■ **Task details**: Identify all lines below that hold "desc" and collect them.

■ **Raw records**:
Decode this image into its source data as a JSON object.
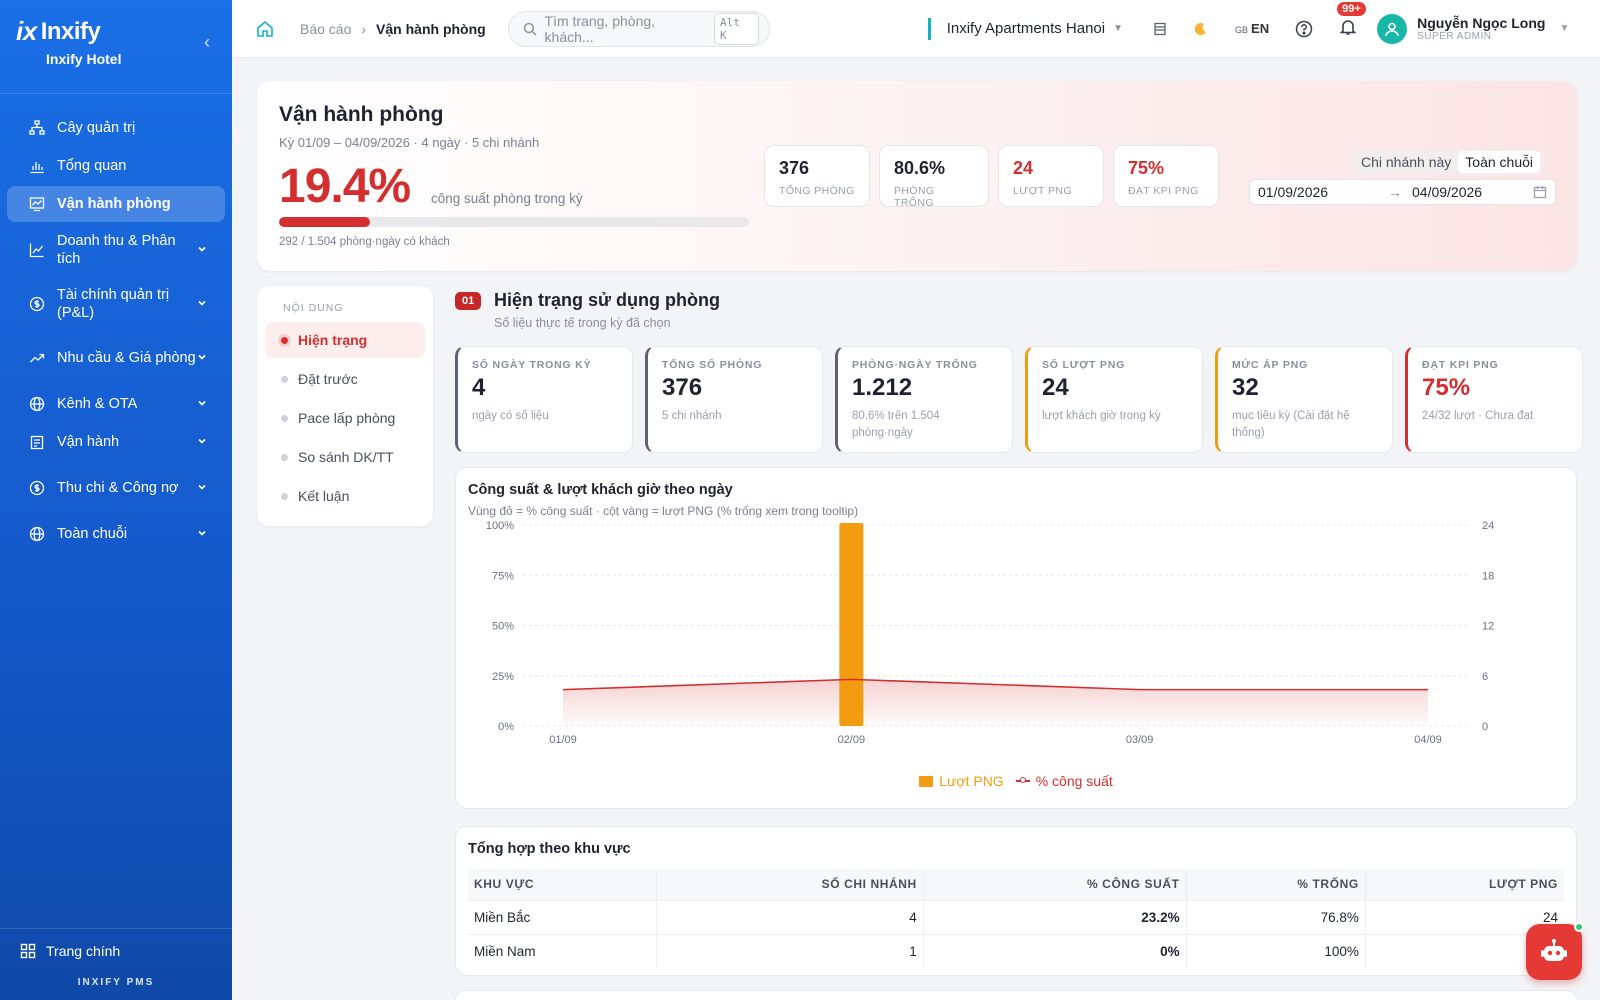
{
  "sidebar": {
    "brand": "Inxify",
    "brand_mark": "ix",
    "hotel": "Inxify Hotel",
    "collapse_icon": "chevron-left-icon",
    "items": [
      {
        "label": "Cây quản trị",
        "icon": "org-tree-icon",
        "active": false,
        "expandable": false
      },
      {
        "label": "Tổng quan",
        "icon": "bar-chart-icon",
        "active": false,
        "expandable": false
      },
      {
        "label": "Vận hành phòng",
        "icon": "monitor-chart-icon",
        "active": true,
        "expandable": false
      },
      {
        "label": "Doanh thu & Phân tích",
        "icon": "line-chart-icon",
        "active": false,
        "expandable": true
      },
      {
        "label": "Tài chính quản trị (P&L)",
        "icon": "dollar-circle-icon",
        "active": false,
        "expandable": true
      },
      {
        "label": "Nhu cầu & Giá phòng",
        "icon": "trend-up-icon",
        "active": false,
        "expandable": true
      },
      {
        "label": "Kênh & OTA",
        "icon": "globe-icon",
        "active": false,
        "expandable": true
      },
      {
        "label": "Vận hành",
        "icon": "clipboard-icon",
        "active": false,
        "expandable": true
      },
      {
        "label": "Thu chi & Công nợ",
        "icon": "dollar-circle-icon",
        "active": false,
        "expandable": true
      },
      {
        "label": "Toàn chuỗi",
        "icon": "globe-icon",
        "active": false,
        "expandable": true
      }
    ],
    "home_label": "Trang chính",
    "footer": "INXIFY PMS"
  },
  "topbar": {
    "breadcrumb_root": "Báo cáo",
    "breadcrumb_current": "Vận hành phòng",
    "search_placeholder": "Tìm trang, phòng, khách...",
    "search_shortcut": "Alt K",
    "property": "Inxify Apartments Hanoi",
    "language": "EN",
    "language_flag": "GB",
    "notifications": "99+",
    "user_name": "Nguyễn Ngọc Long",
    "user_role": "SUPER ADMIN"
  },
  "hero": {
    "title": "Vận hành phòng",
    "subtitle": "Kỳ 01/09 – 04/09/2026 · 4 ngày · 5 chi nhánh",
    "occupancy": "19.4%",
    "occupancy_caption": "công suất phòng trong kỳ",
    "occupancy_fraction": 0.194,
    "footnote": "292 / 1.504 phòng·ngày có khách",
    "kpis": [
      {
        "value": "376",
        "label": "TỔNG PHÒNG",
        "tone": "default"
      },
      {
        "value": "80.6%",
        "label": "PHÒNG TRỐNG",
        "tone": "default"
      },
      {
        "value": "24",
        "label": "LƯỢT PNG",
        "tone": "red"
      },
      {
        "value": "75%",
        "label": "ĐẠT KPI PNG",
        "tone": "red"
      }
    ],
    "scope_options": [
      "Chi nhánh này",
      "Toàn chuỗi"
    ],
    "scope_selected": "Toàn chuỗi",
    "date_from": "01/09/2026",
    "date_to": "04/09/2026"
  },
  "toc": {
    "heading": "NỘI DUNG",
    "items": [
      "Hiện trạng",
      "Đặt trước",
      "Pace lấp phòng",
      "So sánh DK/TT",
      "Kết luận"
    ],
    "active": "Hiện trạng"
  },
  "section": {
    "number": "01",
    "title": "Hiện trạng sử dụng phòng",
    "subtitle": "Số liệu thực tế trong kỳ đã chọn",
    "stats": [
      {
        "label": "SỐ NGÀY TRONG KỲ",
        "value": "4",
        "desc": "ngày có số liệu",
        "tone": "default"
      },
      {
        "label": "TỔNG SỐ PHÒNG",
        "value": "376",
        "desc": "5 chi nhánh",
        "tone": "default"
      },
      {
        "label": "PHÒNG·NGÀY TRỐNG",
        "value": "1.212",
        "desc": "80.6% trên 1.504 phòng·ngày",
        "tone": "default"
      },
      {
        "label": "SỐ LƯỢT PNG",
        "value": "24",
        "desc": "lượt khách giờ trong kỳ",
        "tone": "amber"
      },
      {
        "label": "MỨC ÁP PNG",
        "value": "32",
        "desc": "mục tiêu kỳ (Cài đặt hệ thống)",
        "tone": "amber"
      },
      {
        "label": "ĐẠT KPI PNG",
        "value": "75%",
        "desc": "24/32 lượt · Chưa đạt",
        "tone": "red"
      }
    ]
  },
  "chart_data": {
    "type": "bar",
    "title": "Công suất & lượt khách giờ theo ngày",
    "subtitle": "Vùng đỏ = % công suất · cột vàng = lượt PNG (% trống xem trong tooltip)",
    "categories": [
      "01/09",
      "02/09",
      "03/09",
      "04/09"
    ],
    "series": [
      {
        "name": "Lượt PNG",
        "kind": "bar",
        "axis": "right",
        "color": "#f39c12",
        "values": [
          0,
          24,
          0,
          0
        ]
      },
      {
        "name": "% công suất",
        "kind": "area",
        "axis": "left",
        "color": "#d32f2f",
        "values": [
          18.1,
          23.2,
          18.1,
          18.1
        ]
      }
    ],
    "y_left": {
      "min": 0,
      "max": 100,
      "ticks": [
        0,
        25,
        50,
        75,
        100
      ],
      "tick_labels": [
        "0%",
        "25%",
        "50%",
        "75%",
        "100%"
      ]
    },
    "y_right": {
      "min": 0,
      "max": 24,
      "ticks": [
        0,
        6,
        12,
        18,
        24
      ],
      "tick_labels": [
        "0",
        "6",
        "12",
        "18",
        "24"
      ]
    },
    "grid": true,
    "legend": "bottom"
  },
  "region_table": {
    "title": "Tổng hợp theo khu vực",
    "columns": [
      "KHU VỰC",
      "SỐ CHI NHÁNH",
      "% CÔNG SUẤT",
      "% TRỐNG",
      "LƯỢT PNG"
    ],
    "rows": [
      [
        "Miền Bắc",
        "4",
        "23.2%",
        "76.8%",
        "24"
      ],
      [
        "Miền Nam",
        "1",
        "0%",
        "100%",
        ""
      ]
    ]
  },
  "assistant_icon": "robot-icon"
}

■ **Problem solution**:
        "desc": "ngày có số liệu",
        "desc": "5 chi nhánh",
        "desc": "80.6% trên 1.504 phòng·ngày",
        "desc": "lượt khách giờ trong kỳ",
        "desc": "mục tiêu kỳ (Cài đặt hệ thống)",
        "desc": "24/32 lượt · Chưa đạt",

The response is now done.